## Exercise
Lines holding the string "said" are the ones to copy; find them all in the data.

## Records provided
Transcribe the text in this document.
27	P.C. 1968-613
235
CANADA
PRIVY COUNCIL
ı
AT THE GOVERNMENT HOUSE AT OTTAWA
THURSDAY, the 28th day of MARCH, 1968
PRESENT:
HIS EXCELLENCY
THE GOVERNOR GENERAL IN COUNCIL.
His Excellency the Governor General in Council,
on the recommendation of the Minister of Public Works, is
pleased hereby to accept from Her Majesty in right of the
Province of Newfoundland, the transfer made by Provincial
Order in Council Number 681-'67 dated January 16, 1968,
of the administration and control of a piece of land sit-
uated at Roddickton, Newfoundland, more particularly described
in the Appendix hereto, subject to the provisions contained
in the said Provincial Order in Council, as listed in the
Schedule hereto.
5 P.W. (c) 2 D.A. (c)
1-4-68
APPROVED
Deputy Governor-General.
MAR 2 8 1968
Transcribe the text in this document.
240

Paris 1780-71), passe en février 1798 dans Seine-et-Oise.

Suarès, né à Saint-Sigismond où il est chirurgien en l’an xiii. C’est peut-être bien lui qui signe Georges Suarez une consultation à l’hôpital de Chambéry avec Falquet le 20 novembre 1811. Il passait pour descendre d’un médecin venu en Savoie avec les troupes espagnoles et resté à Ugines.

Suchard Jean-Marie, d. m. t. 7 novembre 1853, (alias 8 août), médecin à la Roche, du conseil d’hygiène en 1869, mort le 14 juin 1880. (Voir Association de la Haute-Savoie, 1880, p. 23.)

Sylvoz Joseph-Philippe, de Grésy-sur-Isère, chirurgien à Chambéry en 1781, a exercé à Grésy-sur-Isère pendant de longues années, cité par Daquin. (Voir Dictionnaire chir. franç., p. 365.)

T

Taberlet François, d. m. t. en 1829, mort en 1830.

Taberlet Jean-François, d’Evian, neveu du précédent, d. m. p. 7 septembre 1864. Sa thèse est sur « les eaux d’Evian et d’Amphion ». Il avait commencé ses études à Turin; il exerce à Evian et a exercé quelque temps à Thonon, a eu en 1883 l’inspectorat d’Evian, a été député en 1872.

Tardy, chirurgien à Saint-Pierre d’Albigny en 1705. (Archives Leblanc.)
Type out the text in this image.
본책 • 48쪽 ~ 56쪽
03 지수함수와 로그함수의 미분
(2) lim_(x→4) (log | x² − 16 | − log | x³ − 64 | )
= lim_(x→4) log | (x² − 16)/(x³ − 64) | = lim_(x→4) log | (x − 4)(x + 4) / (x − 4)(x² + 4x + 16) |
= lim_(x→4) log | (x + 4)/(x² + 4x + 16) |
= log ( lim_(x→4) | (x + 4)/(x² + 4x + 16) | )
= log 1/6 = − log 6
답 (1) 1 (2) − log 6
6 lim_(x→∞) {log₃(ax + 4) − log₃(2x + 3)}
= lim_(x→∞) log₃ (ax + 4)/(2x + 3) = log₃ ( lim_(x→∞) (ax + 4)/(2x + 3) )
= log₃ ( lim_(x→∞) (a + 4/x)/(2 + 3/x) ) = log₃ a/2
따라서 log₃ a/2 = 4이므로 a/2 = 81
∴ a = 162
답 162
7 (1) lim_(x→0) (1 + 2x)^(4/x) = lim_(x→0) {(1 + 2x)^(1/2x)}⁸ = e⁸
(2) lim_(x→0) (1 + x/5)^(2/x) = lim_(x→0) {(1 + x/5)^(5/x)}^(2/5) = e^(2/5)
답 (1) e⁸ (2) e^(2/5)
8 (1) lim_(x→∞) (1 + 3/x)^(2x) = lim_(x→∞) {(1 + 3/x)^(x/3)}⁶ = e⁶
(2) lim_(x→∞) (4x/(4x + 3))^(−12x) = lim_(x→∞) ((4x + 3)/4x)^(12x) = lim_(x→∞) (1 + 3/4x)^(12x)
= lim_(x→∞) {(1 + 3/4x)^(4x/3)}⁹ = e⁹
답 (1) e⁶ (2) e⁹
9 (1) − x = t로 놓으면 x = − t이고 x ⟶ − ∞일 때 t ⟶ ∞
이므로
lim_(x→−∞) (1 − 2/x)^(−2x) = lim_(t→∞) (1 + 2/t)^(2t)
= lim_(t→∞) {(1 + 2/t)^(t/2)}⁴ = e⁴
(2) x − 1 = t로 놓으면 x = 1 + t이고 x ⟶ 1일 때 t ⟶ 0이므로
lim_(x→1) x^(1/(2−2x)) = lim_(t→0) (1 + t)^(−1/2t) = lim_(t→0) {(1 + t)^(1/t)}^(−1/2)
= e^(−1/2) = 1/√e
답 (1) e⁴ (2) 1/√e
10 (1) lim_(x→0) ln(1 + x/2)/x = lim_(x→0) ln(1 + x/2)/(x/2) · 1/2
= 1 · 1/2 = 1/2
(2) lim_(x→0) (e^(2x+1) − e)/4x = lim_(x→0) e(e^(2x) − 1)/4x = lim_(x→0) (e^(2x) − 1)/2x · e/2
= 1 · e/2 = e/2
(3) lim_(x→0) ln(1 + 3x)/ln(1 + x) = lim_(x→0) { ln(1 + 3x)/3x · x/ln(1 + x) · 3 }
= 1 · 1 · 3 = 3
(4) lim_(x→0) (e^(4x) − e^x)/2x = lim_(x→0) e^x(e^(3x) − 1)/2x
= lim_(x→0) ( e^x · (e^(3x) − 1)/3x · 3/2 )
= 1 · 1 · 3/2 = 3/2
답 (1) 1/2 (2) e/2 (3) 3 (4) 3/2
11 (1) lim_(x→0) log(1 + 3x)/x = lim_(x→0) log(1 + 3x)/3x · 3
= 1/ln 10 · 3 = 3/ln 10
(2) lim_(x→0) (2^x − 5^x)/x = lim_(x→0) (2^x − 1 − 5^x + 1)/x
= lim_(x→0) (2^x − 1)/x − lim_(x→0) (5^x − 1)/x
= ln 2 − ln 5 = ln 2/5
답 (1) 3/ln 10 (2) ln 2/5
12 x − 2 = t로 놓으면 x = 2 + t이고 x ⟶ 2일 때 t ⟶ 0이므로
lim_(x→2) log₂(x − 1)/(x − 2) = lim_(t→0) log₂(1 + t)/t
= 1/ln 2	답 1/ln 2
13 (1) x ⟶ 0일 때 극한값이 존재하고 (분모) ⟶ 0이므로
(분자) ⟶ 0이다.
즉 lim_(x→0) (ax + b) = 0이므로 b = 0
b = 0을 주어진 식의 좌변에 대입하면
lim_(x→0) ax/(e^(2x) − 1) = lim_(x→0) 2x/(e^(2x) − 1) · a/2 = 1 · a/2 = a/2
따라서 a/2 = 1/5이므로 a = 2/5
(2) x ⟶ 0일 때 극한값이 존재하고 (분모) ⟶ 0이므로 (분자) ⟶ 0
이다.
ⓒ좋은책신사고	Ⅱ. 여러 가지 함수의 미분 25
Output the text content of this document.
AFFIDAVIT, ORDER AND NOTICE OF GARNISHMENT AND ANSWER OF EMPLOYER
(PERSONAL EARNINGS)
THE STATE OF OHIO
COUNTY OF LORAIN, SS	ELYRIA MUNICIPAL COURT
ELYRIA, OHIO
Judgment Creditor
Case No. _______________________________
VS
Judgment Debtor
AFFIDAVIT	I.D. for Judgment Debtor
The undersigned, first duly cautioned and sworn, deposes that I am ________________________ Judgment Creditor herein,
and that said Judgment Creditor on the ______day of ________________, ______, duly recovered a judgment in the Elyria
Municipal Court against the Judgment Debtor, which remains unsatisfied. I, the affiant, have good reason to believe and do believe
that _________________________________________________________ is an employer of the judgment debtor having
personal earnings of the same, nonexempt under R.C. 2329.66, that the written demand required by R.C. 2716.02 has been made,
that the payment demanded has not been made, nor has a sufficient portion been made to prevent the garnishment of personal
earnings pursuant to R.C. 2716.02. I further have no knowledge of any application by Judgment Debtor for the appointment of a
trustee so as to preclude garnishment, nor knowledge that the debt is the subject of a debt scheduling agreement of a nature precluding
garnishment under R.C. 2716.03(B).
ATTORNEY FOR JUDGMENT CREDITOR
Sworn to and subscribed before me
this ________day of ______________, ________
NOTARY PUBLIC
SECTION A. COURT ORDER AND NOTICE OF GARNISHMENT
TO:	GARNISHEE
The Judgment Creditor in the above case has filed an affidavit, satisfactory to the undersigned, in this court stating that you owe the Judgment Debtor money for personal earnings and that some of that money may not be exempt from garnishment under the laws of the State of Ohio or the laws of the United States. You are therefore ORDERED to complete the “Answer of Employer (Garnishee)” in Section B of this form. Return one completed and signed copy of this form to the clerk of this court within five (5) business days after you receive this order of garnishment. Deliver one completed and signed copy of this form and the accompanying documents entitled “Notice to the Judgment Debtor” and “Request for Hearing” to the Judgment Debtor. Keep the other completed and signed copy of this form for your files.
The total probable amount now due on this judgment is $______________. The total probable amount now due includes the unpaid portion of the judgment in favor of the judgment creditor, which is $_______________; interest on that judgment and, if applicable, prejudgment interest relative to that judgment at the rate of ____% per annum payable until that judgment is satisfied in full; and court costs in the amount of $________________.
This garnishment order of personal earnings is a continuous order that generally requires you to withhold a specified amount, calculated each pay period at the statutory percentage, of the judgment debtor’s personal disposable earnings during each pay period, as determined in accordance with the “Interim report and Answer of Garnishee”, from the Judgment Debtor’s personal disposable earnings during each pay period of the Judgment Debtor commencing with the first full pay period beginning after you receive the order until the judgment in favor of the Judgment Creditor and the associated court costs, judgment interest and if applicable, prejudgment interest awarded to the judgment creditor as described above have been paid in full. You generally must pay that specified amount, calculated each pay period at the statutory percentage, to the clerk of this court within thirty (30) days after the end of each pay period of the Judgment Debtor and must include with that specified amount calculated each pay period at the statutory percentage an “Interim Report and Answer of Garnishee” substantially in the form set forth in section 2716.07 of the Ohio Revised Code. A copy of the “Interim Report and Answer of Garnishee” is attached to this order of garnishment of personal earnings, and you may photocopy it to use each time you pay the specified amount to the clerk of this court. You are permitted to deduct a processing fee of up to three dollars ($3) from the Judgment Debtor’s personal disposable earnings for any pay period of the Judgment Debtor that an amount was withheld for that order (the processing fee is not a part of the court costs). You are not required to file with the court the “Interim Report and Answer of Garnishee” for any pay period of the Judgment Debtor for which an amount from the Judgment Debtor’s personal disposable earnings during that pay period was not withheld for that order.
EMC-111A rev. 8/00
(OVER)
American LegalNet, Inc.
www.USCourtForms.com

## Solution to this task
in the said Provincial Order in Council, as listed in the
and that said Judgment Creditor on the ______day of ________________, ______, duly recovered a judgment in the Elyria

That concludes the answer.